Data excerpts:
····················

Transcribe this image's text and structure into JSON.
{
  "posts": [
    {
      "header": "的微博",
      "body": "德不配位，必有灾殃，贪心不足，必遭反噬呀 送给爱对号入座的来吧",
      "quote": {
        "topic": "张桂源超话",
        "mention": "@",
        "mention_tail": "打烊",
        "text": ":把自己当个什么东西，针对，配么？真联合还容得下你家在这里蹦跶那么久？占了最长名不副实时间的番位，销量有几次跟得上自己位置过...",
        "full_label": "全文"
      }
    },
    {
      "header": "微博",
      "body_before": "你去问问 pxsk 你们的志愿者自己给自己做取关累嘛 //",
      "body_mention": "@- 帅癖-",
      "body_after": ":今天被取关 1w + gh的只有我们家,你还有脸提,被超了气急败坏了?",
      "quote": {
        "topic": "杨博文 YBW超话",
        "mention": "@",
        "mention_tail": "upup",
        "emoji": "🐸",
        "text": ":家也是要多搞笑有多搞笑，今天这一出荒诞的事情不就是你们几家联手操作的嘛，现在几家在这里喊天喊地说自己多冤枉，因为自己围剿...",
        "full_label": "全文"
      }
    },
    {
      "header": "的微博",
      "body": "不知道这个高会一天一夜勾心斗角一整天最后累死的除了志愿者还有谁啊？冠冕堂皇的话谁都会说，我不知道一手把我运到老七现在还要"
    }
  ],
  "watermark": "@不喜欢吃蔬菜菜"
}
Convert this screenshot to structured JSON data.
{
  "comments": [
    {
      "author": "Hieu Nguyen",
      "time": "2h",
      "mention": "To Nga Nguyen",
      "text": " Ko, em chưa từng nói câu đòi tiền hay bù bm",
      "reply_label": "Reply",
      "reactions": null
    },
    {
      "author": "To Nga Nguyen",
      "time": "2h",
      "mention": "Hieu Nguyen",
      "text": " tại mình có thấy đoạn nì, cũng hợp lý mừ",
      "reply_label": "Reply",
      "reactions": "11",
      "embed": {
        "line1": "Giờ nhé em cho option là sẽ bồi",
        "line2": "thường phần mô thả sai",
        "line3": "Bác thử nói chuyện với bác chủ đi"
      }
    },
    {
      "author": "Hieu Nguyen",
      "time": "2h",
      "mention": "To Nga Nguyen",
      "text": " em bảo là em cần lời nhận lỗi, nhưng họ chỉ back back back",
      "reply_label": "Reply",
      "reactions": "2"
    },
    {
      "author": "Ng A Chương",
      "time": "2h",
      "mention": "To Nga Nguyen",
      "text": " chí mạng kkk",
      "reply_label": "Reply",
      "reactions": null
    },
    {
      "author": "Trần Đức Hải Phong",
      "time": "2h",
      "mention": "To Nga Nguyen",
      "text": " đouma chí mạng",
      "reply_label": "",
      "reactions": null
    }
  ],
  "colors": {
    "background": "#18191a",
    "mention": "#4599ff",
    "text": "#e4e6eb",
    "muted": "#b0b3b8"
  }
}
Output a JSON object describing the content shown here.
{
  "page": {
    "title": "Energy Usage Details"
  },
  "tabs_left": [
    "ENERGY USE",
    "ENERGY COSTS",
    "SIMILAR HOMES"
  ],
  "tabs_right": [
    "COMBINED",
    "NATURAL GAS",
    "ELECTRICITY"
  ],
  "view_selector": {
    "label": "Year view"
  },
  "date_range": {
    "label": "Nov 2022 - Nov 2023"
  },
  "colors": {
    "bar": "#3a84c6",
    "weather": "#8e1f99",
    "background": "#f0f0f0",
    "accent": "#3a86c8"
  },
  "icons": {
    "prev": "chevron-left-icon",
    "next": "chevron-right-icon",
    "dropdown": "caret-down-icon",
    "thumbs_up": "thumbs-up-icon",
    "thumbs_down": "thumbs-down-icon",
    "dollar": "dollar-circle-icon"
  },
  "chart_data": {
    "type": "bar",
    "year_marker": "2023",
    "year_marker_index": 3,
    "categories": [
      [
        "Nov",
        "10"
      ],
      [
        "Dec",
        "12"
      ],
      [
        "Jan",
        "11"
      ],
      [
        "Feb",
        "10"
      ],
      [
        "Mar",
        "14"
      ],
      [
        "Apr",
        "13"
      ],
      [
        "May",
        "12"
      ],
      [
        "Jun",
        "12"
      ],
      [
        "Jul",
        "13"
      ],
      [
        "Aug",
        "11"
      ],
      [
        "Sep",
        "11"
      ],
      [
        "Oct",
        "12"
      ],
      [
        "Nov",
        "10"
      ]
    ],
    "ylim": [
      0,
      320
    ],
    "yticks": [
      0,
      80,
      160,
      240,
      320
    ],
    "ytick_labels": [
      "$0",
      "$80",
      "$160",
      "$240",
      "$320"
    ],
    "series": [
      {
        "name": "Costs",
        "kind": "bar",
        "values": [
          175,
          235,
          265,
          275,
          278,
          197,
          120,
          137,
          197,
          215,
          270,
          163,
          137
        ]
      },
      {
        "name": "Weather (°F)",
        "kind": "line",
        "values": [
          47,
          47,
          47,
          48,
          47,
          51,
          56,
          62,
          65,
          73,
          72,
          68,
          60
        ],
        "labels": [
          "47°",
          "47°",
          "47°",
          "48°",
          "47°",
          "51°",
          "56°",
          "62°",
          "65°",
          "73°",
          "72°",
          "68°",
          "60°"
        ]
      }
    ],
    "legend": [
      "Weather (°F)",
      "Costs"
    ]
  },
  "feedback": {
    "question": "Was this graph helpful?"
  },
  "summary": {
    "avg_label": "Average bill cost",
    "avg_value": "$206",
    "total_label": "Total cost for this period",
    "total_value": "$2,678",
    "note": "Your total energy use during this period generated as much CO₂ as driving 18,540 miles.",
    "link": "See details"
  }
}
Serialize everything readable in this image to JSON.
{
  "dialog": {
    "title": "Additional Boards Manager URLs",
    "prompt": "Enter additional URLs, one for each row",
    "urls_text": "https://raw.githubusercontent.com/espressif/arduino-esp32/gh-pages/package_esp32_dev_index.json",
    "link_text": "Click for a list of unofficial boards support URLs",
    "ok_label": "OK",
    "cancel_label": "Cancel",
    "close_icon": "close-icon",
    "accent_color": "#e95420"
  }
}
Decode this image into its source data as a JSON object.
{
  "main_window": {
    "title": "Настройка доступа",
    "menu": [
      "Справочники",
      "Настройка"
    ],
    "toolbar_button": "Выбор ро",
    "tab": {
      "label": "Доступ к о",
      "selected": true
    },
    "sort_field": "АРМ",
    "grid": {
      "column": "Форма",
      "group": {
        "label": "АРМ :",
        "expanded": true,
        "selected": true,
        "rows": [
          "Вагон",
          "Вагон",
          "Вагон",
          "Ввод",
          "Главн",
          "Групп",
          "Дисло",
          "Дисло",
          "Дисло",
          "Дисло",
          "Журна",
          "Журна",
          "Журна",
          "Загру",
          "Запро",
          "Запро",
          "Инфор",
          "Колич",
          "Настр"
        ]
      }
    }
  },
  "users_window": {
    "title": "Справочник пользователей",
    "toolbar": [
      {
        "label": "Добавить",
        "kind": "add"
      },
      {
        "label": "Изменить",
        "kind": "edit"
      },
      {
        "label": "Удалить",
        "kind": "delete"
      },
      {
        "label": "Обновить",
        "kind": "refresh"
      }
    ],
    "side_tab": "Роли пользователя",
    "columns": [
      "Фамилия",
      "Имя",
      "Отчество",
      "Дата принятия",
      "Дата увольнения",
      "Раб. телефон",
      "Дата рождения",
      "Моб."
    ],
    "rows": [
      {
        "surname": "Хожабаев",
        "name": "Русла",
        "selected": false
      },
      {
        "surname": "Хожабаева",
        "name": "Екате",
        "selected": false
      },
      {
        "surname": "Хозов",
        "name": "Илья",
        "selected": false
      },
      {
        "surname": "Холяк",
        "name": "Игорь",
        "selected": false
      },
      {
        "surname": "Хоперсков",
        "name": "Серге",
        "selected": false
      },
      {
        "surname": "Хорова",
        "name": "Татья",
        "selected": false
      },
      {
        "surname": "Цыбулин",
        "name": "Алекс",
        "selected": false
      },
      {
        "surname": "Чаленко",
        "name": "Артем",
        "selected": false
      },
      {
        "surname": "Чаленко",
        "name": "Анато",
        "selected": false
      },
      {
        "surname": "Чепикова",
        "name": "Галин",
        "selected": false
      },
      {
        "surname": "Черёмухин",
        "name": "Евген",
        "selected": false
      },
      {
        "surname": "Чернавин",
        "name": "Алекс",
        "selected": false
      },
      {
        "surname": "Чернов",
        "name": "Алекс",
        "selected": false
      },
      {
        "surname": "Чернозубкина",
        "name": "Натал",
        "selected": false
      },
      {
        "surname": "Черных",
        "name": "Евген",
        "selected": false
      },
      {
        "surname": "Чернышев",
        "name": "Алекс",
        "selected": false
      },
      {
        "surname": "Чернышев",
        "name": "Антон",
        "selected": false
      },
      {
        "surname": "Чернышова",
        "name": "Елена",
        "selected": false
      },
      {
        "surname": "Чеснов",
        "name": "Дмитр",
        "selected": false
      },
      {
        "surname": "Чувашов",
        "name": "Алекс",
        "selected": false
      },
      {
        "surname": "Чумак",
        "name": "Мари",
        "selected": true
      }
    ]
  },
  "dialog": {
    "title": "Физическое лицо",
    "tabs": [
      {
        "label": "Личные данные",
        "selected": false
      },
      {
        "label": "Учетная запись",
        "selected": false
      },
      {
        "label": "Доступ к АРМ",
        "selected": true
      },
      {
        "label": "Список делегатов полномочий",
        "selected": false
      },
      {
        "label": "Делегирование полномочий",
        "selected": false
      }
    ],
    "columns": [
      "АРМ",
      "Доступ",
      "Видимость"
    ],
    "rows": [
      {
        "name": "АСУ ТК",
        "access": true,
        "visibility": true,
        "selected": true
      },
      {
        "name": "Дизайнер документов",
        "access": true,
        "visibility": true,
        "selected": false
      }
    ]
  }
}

····················

Stated task
Search the data above for lines holding "Дата" and copy each of them.

Answer for this exercise
      "Дата принятия",
      "Дата увольнения",
      "Дата рождения",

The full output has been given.